• [Work instructions]:
Skip the pictures and quote all of the lines exactly.

• [Entries provided]:

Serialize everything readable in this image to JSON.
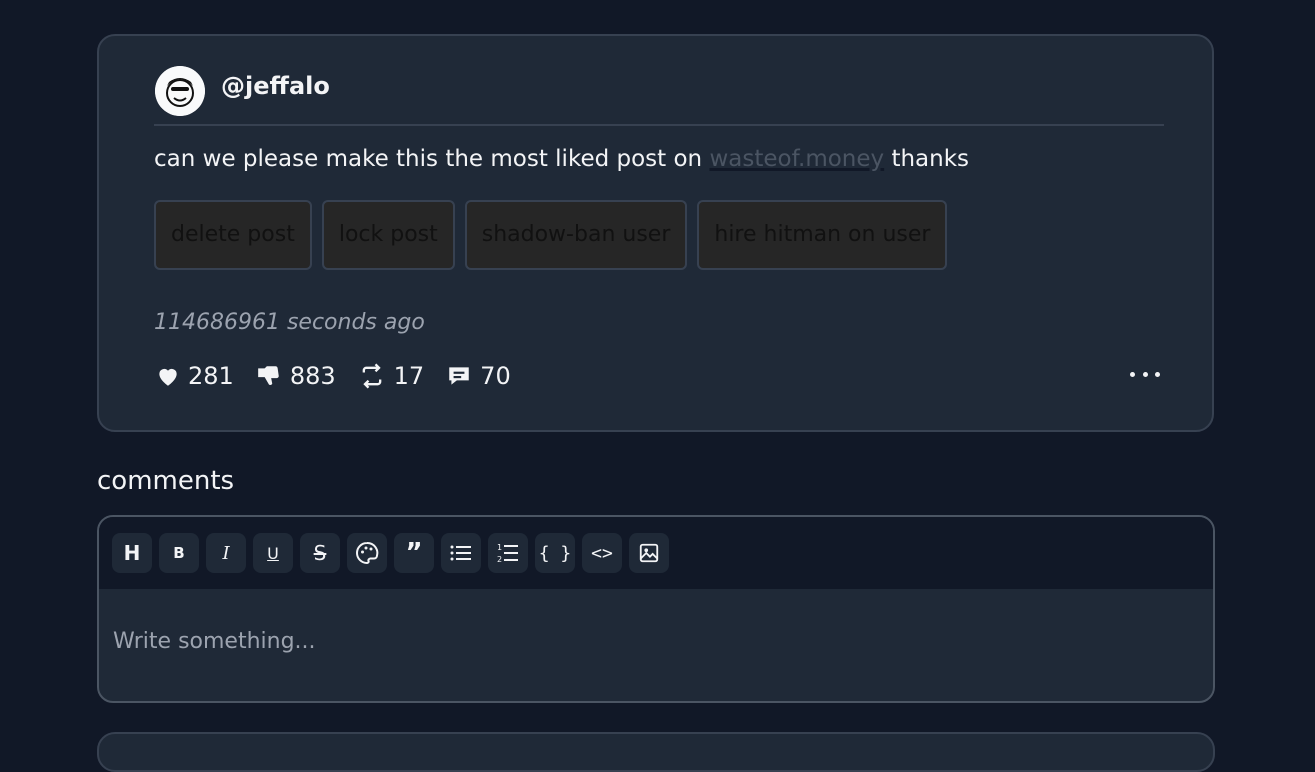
{
  "post": {
    "username": "@jeffalo",
    "text_before": "can we please make this the most liked post on ",
    "link_text": "wasteof.money",
    "text_after": " thanks",
    "mod_buttons": [
      "delete post",
      "lock post",
      "shadow-ban user",
      "hire hitman on user"
    ],
    "timestamp": "114686961 seconds ago",
    "stats": {
      "likes": "281",
      "dislikes": "883",
      "reposts": "17",
      "comments": "70"
    }
  },
  "comments": {
    "heading": "comments",
    "placeholder": "Write something...",
    "toolbar": [
      {
        "icon": "heading-icon",
        "label": "H"
      },
      {
        "icon": "bold-icon",
        "label": "B"
      },
      {
        "icon": "italic-icon",
        "label": "I"
      },
      {
        "icon": "underline-icon",
        "label": "U"
      },
      {
        "icon": "strikethrough-icon",
        "label": "S"
      },
      {
        "icon": "palette-icon",
        "label": ""
      },
      {
        "icon": "quote-icon",
        "label": "”"
      },
      {
        "icon": "bullet-list-icon",
        "label": ""
      },
      {
        "icon": "ordered-list-icon",
        "label": ""
      },
      {
        "icon": "code-block-icon",
        "label": "{ }"
      },
      {
        "icon": "code-icon",
        "label": "<>"
      },
      {
        "icon": "image-icon",
        "label": ""
      }
    ]
  }
}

• [Response]:
Serialize everything readable in this image to JSON.
{
  "post": {
    "username": "@jeffalo",
    "text_before": "can we please make this the most liked post on ",
    "link_text": "wasteof.money",
    "text_after": " thanks",
    "mod_buttons": [
      "delete post",
      "lock post",
      "shadow-ban user",
      "hire hitman on user"
    ],
    "timestamp": "114686961 seconds ago",
    "stats": {
      "likes": "281",
      "dislikes": "883",
      "reposts": "17",
      "comments": "70"
    }
  },
  "comments": {
    "heading": "comments",
    "placeholder": "Write something...",
    "toolbar": [
      {
        "icon": "heading-icon",
        "label": "H"
      },
      {
        "icon": "bold-icon",
        "label": "B"
      },
      {
        "icon": "italic-icon",
        "label": "I"
      },
      {
        "icon": "underline-icon",
        "label": "U"
      },
      {
        "icon": "strikethrough-icon",
        "label": "S"
      },
      {
        "icon": "palette-icon",
        "label": ""
      },
      {
        "icon": "quote-icon",
        "label": "”"
      },
      {
        "icon": "bullet-list-icon",
        "label": ""
      },
      {
        "icon": "ordered-list-icon",
        "label": ""
      },
      {
        "icon": "code-block-icon",
        "label": "{ }"
      },
      {
        "icon": "code-icon",
        "label": "<>"
      },
      {
        "icon": "image-icon",
        "label": ""
      }
    ]
  }
}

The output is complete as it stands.